Exercise instructions: Pictures in the records should not be copied, but every other part must be repeated exactly.

Provided data:

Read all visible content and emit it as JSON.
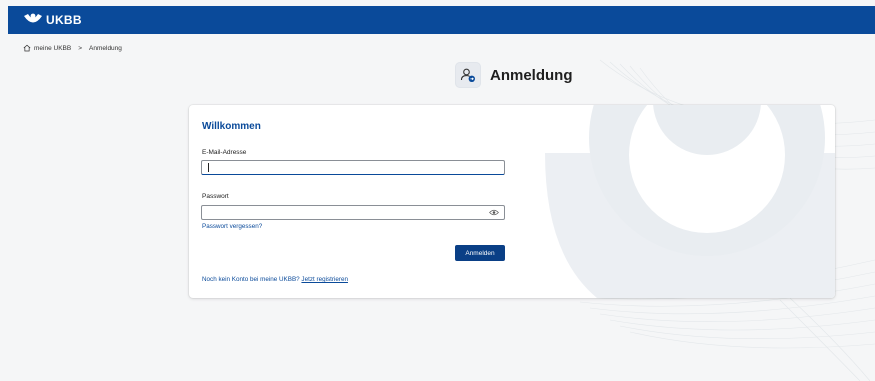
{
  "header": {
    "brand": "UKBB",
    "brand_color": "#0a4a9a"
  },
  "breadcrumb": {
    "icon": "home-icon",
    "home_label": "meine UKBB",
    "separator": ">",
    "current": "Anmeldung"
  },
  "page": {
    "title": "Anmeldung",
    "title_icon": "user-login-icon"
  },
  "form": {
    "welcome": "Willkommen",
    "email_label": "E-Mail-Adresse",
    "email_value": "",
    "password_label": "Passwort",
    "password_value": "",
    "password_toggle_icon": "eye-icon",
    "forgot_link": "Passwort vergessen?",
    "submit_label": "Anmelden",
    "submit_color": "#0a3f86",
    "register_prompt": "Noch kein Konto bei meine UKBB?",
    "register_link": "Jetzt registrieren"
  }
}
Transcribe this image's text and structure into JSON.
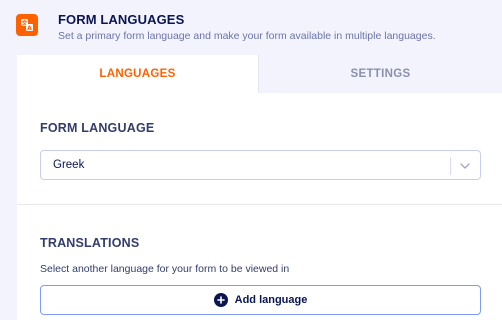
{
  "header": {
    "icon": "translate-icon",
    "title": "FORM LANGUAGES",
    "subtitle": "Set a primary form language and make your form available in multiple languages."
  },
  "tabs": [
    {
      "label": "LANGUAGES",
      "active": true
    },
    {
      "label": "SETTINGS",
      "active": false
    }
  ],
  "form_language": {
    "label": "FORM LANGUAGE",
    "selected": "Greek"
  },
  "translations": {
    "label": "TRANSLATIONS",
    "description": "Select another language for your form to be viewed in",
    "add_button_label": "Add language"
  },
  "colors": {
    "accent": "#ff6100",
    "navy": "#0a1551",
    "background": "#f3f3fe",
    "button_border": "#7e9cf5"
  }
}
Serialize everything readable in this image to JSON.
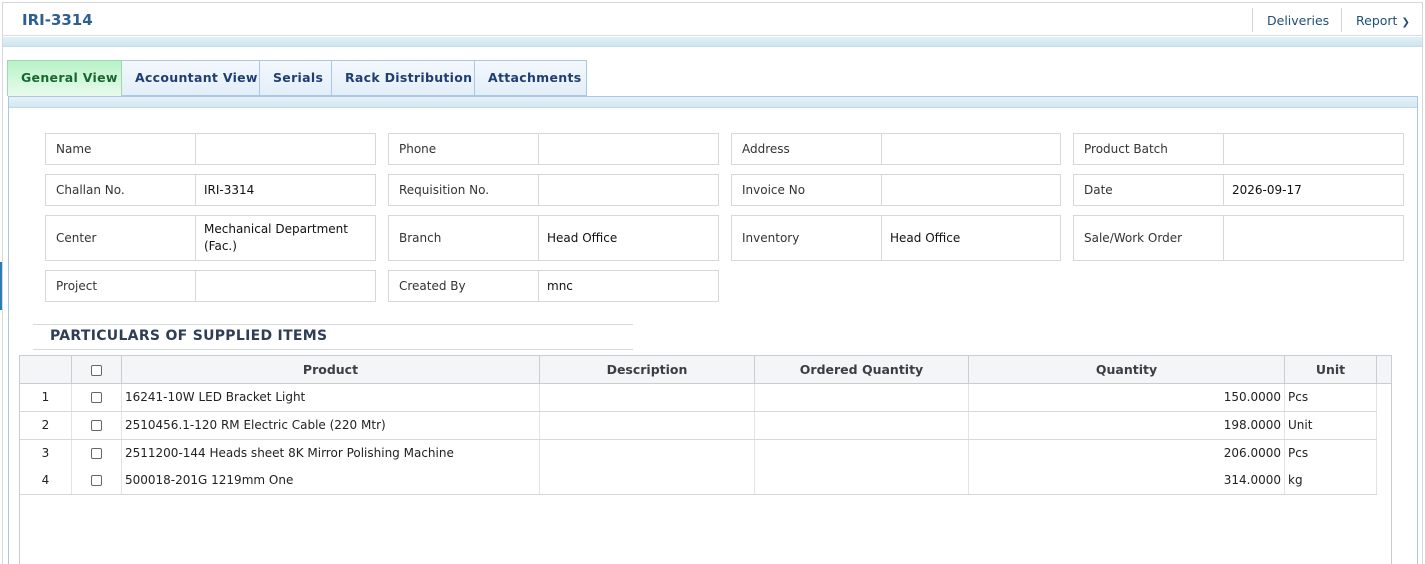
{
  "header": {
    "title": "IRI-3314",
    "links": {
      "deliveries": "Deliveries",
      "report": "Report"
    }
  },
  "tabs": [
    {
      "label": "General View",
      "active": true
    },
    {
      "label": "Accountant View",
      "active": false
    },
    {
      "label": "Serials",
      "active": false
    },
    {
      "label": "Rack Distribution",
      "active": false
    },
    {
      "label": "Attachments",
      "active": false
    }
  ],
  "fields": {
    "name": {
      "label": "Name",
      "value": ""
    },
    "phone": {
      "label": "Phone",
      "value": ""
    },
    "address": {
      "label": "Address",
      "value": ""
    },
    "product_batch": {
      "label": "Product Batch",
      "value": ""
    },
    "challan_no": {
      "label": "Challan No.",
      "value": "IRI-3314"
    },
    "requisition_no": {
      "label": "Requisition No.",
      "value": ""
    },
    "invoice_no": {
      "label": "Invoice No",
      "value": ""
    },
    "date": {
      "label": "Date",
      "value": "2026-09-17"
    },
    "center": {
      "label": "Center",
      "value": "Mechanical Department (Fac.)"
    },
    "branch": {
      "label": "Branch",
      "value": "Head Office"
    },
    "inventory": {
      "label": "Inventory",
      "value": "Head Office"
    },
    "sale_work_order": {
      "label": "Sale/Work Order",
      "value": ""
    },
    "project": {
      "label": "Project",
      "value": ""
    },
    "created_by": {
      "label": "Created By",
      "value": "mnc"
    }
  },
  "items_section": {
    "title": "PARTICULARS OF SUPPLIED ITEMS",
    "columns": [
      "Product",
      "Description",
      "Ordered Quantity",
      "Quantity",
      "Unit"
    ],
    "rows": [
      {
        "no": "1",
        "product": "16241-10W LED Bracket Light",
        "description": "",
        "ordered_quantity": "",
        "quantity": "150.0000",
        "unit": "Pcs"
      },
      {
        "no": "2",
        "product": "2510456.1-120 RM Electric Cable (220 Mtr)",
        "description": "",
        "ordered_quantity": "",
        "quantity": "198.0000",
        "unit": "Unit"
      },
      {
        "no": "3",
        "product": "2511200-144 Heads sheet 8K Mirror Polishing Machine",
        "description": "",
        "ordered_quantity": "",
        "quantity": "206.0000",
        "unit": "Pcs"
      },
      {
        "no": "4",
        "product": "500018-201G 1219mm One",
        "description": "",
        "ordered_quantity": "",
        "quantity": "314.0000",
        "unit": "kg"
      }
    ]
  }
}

Complete output:
Read all visible content and emit it as JSON.
{
  "header": {
    "brand": "UKBB",
    "brand_color": "#0a4a9a"
  },
  "breadcrumb": {
    "icon": "home-icon",
    "home_label": "meine UKBB",
    "separator": ">",
    "current": "Anmeldung"
  },
  "page": {
    "title": "Anmeldung",
    "title_icon": "user-login-icon"
  },
  "form": {
    "welcome": "Willkommen",
    "email_label": "E-Mail-Adresse",
    "email_value": "",
    "password_label": "Passwort",
    "password_value": "",
    "password_toggle_icon": "eye-icon",
    "forgot_link": "Passwort vergessen?",
    "submit_label": "Anmelden",
    "submit_color": "#0a3f86",
    "register_prompt": "Noch kein Konto bei meine UKBB?",
    "register_link": "Jetzt registrieren"
  }
}
Transcribe this image's text and structure into JSON.
{
  "header": {
    "icon": "translate-icon",
    "title": "FORM LANGUAGES",
    "subtitle": "Set a primary form language and make your form available in multiple languages."
  },
  "tabs": [
    {
      "label": "LANGUAGES",
      "active": true
    },
    {
      "label": "SETTINGS",
      "active": false
    }
  ],
  "form_language": {
    "label": "FORM LANGUAGE",
    "selected": "Greek"
  },
  "translations": {
    "label": "TRANSLATIONS",
    "description": "Select another language for your form to be viewed in",
    "add_button_label": "Add language"
  },
  "colors": {
    "accent": "#ff6100",
    "navy": "#0a1551",
    "background": "#f3f3fe",
    "button_border": "#7e9cf5"
  }
}
Serialize everything readable in this image to JSON.
{
  "header": {
    "title": "IRI-3314",
    "links": {
      "deliveries": "Deliveries",
      "report": "Report"
    }
  },
  "tabs": [
    {
      "label": "General View",
      "active": true
    },
    {
      "label": "Accountant View",
      "active": false
    },
    {
      "label": "Serials",
      "active": false
    },
    {
      "label": "Rack Distribution",
      "active": false
    },
    {
      "label": "Attachments",
      "active": false
    }
  ],
  "fields": {
    "name": {
      "label": "Name",
      "value": ""
    },
    "phone": {
      "label": "Phone",
      "value": ""
    },
    "address": {
      "label": "Address",
      "value": ""
    },
    "product_batch": {
      "label": "Product Batch",
      "value": ""
    },
    "challan_no": {
      "label": "Challan No.",
      "value": "IRI-3314"
    },
    "requisition_no": {
      "label": "Requisition No.",
      "value": ""
    },
    "invoice_no": {
      "label": "Invoice No",
      "value": ""
    },
    "date": {
      "label": "Date",
      "value": "2026-09-17"
    },
    "center": {
      "label": "Center",
      "value": "Mechanical Department (Fac.)"
    },
    "branch": {
      "label": "Branch",
      "value": "Head Office"
    },
    "inventory": {
      "label": "Inventory",
      "value": "Head Office"
    },
    "sale_work_order": {
      "label": "Sale/Work Order",
      "value": ""
    },
    "project": {
      "label": "Project",
      "value": ""
    },
    "created_by": {
      "label": "Created By",
      "value": "mnc"
    }
  },
  "items_section": {
    "title": "PARTICULARS OF SUPPLIED ITEMS",
    "columns": [
      "Product",
      "Description",
      "Ordered Quantity",
      "Quantity",
      "Unit"
    ],
    "rows": [
      {
        "no": "1",
        "product": "16241-10W LED Bracket Light",
        "description": "",
        "ordered_quantity": "",
        "quantity": "150.0000",
        "unit": "Pcs"
      },
      {
        "no": "2",
        "product": "2510456.1-120 RM Electric Cable (220 Mtr)",
        "description": "",
        "ordered_quantity": "",
        "quantity": "198.0000",
        "unit": "Unit"
      },
      {
        "no": "3",
        "product": "2511200-144 Heads sheet 8K Mirror Polishing Machine",
        "description": "",
        "ordered_quantity": "",
        "quantity": "206.0000",
        "unit": "Pcs"
      },
      {
        "no": "4",
        "product": "500018-201G 1219mm One",
        "description": "",
        "ordered_quantity": "",
        "quantity": "314.0000",
        "unit": "kg"
      }
    ]
  }
}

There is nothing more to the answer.